» What you should do: Go through the records and give each one again exactly.

» Data rows:
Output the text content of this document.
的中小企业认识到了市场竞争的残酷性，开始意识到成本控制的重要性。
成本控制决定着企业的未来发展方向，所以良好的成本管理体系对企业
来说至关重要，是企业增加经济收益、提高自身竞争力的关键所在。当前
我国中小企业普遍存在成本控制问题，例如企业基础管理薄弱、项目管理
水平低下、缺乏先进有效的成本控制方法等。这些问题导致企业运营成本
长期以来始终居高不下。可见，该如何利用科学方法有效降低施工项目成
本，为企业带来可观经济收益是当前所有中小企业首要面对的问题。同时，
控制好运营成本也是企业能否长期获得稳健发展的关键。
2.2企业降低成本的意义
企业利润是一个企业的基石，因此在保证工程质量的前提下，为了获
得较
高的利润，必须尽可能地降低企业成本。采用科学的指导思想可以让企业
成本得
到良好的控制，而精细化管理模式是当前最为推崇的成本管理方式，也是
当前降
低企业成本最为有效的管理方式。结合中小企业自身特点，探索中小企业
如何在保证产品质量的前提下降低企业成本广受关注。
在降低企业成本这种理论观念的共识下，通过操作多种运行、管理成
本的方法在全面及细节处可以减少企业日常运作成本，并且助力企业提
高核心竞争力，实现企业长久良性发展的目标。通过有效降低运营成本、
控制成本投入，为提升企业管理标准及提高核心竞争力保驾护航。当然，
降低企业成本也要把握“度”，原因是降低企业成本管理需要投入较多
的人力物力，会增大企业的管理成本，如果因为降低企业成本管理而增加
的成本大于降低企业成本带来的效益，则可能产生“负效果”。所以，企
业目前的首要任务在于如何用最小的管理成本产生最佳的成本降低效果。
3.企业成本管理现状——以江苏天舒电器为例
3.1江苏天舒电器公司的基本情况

» Task response:
Output the text content of this document.
的中小企业认识到了市场竞争的残酷性，开始意识到成本控制的重要性。
成本控制决定着企业的未来发展方向，所以良好的成本管理体系对企业
来说至关重要，是企业增加经济收益、提高自身竞争力的关键所在。当前
我国中小企业普遍存在成本控制问题，例如企业基础管理薄弱、项目管理
水平低下、缺乏先进有效的成本控制方法等。这些问题导致企业运营成本
长期以来始终居高不下。可见，该如何利用科学方法有效降低施工项目成
本，为企业带来可观经济收益是当前所有中小企业首要面对的问题。同时，
控制好运营成本也是企业能否长期获得稳健发展的关键。
2.2企业降低成本的意义
企业利润是一个企业的基石，因此在保证工程质量的前提下，为了获
得较
高的利润，必须尽可能地降低企业成本。采用科学的指导思想可以让企业
成本得
到良好的控制，而精细化管理模式是当前最为推崇的成本管理方式，也是
当前降
低企业成本最为有效的管理方式。结合中小企业自身特点，探索中小企业
如何在保证产品质量的前提下降低企业成本广受关注。
在降低企业成本这种理论观念的共识下，通过操作多种运行、管理成
本的方法在全面及细节处可以减少企业日常运作成本，并且助力企业提
高核心竞争力，实现企业长久良性发展的目标。通过有效降低运营成本、
控制成本投入，为提升企业管理标准及提高核心竞争力保驾护航。当然，
降低企业成本也要把握“度”，原因是降低企业成本管理需要投入较多
的人力物力，会增大企业的管理成本，如果因为降低企业成本管理而增加
的成本大于降低企业成本带来的效益，则可能产生“负效果”。所以，企
业目前的首要任务在于如何用最小的管理成本产生最佳的成本降低效果。
3.企业成本管理现状——以江苏天舒电器为例
3.1江苏天舒电器公司的基本情况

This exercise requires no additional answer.